**TEXTE DE LECTURE:**
Andy Muschietti, lui, n’a pas perdu la main : le réalisateur excelle à mettre en scène des situations malaisantes qui montent crescendo. La série réserve quelques moments extrêmement terrifiants, qui n’épargnent pas les pauvres enfants de Derry (mais chut, on ne veut pas vous spoiler). Et, bien entendu, le terrifiant Grippe-Sou finit par apparaître, sous les traits d’un Bill Skarsgård au sommet de son art.

Entre l’adaptation cinématographique récente de Ça et le succès de Stranger Things, on pourrait se lasser de la sempiternelle imagerie héritée des années 1980, autour d’une bande de gamins enquêtant à bord de leurs vélos vintage. Mais cette nouvelle troupe, composée de personnalités fortes et attachantes (les jeunes interprètes sont tous excellents), fonctionne très bien. D’autant qu’un twist rebat assez vite les cartes de leur dynamique.

**MATÉRIEL FOURNI:**

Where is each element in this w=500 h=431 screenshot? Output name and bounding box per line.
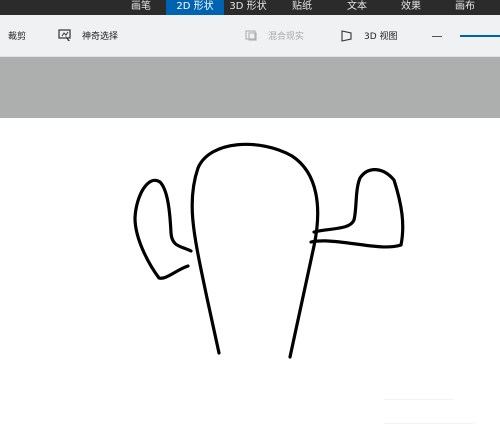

**SÉRIE DE CONSIGNES:**
1. Reformulez de façon plus concise le paragraphe du texte de lecture qui commence par « Entre l’adaptation cinématographique », en conservant ses faits essentiels.
2. Selon le texte de lecture, quel acteur prête ses traits à Grippe-Sou ?
3. Transcrivez le passage du texte de lecture commençant par « Andy Muschietti, lui, n’a » et se poursuivant jusqu’à « de leur dynamique. ».

**RÉPONSES PAR CONSIGNE:**
1. Après l’adaptation récente de Ça et le succès de Stranger Things, l’imagerie des années 1980 et ses gamins à vélo pourrait lasser. Pourtant, la nouvelle troupe, aux personnalités fortes et attachantes et portée par d’excellents jeunes interprètes, fonctionne très bien. Un twist rebat d’ailleurs assez vite les cartes de sa dynamique.

2. Bill Skarsgård.

3.
Andy Muschietti, lui, n’a pas perdu la main : le réalisateur excelle à mettre en scène des situations malaisantes qui montent crescendo. La série réserve quelques moments extrêmement terrifiants, qui n’épargnent pas les pauvres enfants de Derry (mais chut, on ne veut pas vous spoiler). Et, bien entendu, le terrifiant Grippe-Sou finit par apparaître, sous les traits d’un Bill Skarsgård au sommet de son art.

Entre l’adaptation cinématographique récente de Ça et le succès de Stranger Things, on pourrait se lasser de la sempiternelle imagerie héritée des années 1980, autour d’une bande de gamins enquêtant à bord de leurs vélos vintage. Mais cette nouvelle troupe, composée de personnalités fortes et attachantes (les jeunes interprètes sont tous excellents), fonctionne très bien. D’autant qu’un twist rebat assez vite les cartes de leur dynamique.